---- Data provided
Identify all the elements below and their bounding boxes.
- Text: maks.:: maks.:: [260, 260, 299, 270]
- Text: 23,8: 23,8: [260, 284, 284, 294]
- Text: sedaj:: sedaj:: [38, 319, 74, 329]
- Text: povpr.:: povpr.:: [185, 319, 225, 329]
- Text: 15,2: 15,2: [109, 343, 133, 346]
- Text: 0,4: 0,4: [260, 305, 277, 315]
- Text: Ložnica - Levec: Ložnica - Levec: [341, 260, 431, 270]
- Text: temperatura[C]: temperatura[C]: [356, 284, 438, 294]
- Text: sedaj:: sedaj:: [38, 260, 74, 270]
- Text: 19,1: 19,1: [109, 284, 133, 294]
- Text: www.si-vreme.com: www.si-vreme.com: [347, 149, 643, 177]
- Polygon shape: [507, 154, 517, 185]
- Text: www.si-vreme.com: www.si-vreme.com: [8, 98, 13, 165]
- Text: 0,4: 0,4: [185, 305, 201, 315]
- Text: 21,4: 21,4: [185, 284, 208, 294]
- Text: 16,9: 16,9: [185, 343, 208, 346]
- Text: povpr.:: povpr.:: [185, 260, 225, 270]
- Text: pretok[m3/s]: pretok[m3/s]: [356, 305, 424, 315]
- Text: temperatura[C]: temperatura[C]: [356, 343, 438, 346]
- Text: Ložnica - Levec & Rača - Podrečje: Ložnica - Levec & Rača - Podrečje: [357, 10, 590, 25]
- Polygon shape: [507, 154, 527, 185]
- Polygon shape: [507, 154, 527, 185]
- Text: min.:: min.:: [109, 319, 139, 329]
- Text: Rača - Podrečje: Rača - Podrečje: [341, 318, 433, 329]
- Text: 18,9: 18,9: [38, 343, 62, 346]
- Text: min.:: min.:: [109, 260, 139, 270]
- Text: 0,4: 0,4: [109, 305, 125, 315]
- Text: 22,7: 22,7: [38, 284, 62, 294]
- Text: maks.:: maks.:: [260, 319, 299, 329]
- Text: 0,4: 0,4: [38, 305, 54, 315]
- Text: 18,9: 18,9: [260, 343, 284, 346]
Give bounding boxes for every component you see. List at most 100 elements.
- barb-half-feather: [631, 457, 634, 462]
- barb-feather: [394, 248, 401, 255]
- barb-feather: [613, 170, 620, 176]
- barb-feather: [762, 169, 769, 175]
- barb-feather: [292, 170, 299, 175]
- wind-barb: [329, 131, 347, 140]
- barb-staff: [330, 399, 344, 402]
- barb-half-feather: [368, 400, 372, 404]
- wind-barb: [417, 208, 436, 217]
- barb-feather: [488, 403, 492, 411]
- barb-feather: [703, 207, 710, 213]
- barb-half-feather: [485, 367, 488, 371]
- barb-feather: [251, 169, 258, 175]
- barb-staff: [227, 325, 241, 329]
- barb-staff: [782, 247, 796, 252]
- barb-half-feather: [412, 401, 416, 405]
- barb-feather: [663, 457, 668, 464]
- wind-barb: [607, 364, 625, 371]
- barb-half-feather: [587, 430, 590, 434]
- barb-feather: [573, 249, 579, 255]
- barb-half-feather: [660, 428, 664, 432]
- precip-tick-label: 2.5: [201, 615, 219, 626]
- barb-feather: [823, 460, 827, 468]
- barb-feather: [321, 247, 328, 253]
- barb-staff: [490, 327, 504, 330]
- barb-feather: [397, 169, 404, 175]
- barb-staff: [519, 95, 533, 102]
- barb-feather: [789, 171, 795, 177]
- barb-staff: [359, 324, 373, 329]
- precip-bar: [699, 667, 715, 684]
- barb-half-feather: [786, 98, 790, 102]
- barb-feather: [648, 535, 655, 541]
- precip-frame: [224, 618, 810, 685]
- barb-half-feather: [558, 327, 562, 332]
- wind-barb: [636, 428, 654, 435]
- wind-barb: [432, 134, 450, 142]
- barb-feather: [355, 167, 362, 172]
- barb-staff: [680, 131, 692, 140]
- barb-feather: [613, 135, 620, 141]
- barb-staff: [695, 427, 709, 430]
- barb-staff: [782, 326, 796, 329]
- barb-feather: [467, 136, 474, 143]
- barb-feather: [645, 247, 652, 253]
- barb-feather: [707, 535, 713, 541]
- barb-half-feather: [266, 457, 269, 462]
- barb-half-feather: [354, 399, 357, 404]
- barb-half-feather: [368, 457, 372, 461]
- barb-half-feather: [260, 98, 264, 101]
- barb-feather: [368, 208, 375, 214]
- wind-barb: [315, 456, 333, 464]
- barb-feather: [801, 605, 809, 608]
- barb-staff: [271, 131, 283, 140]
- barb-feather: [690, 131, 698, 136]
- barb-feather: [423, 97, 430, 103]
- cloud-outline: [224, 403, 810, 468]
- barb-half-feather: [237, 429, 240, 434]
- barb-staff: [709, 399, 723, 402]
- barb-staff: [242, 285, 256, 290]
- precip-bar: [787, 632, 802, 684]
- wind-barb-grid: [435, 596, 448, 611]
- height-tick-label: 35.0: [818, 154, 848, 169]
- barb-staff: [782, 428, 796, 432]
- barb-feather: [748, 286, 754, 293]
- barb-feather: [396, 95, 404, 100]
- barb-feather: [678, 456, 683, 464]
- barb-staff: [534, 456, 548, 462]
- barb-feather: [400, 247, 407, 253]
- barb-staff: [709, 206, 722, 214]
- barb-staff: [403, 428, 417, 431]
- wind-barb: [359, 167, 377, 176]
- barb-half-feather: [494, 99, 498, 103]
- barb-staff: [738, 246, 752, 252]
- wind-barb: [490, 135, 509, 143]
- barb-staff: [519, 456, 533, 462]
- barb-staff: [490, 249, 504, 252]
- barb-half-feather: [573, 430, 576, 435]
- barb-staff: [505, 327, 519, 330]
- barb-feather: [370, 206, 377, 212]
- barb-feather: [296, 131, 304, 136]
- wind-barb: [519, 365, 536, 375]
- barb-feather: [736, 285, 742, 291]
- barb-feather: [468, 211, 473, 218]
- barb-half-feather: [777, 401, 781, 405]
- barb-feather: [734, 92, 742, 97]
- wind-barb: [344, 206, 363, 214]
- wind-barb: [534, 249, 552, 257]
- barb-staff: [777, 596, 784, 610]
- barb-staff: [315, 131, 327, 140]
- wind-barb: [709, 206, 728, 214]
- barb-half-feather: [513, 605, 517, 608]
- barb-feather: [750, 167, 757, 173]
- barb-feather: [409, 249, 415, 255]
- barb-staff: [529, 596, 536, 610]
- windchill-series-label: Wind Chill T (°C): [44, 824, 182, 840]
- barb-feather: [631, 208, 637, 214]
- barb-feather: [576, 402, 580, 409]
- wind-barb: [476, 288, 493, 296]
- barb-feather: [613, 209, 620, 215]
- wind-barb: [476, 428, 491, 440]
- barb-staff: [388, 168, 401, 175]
--------
Please reproduce everything from the first line down to the line containing "- Text: 0,4: 0,4: [185, 305, 201, 315]", including both, with "sedaj" replaced by "zdaj" and nothing else changed.

Answer to this problem ▸
Identify all the elements below and their bounding boxes.
- Text: maks.:: maks.:: [260, 260, 299, 270]
- Text: 23,8: 23,8: [260, 284, 284, 294]
- Text: zdaj:: zdaj:: [38, 319, 74, 329]
- Text: povpr.:: povpr.:: [185, 319, 225, 329]
- Text: 15,2: 15,2: [109, 343, 133, 346]
- Text: 0,4: 0,4: [260, 305, 277, 315]
- Text: Ložnica - Levec: Ložnica - Levec: [341, 260, 431, 270]
- Text: temperatura[C]: temperatura[C]: [356, 284, 438, 294]
- Text: zdaj:: zdaj:: [38, 260, 74, 270]
- Text: 19,1: 19,1: [109, 284, 133, 294]
- Text: www.si-vreme.com: www.si-vreme.com: [347, 149, 643, 177]
- Polygon shape: [507, 154, 517, 185]
- Text: www.si-vreme.com: www.si-vreme.com: [8, 98, 13, 165]
- Text: 0,4: 0,4: [185, 305, 201, 315]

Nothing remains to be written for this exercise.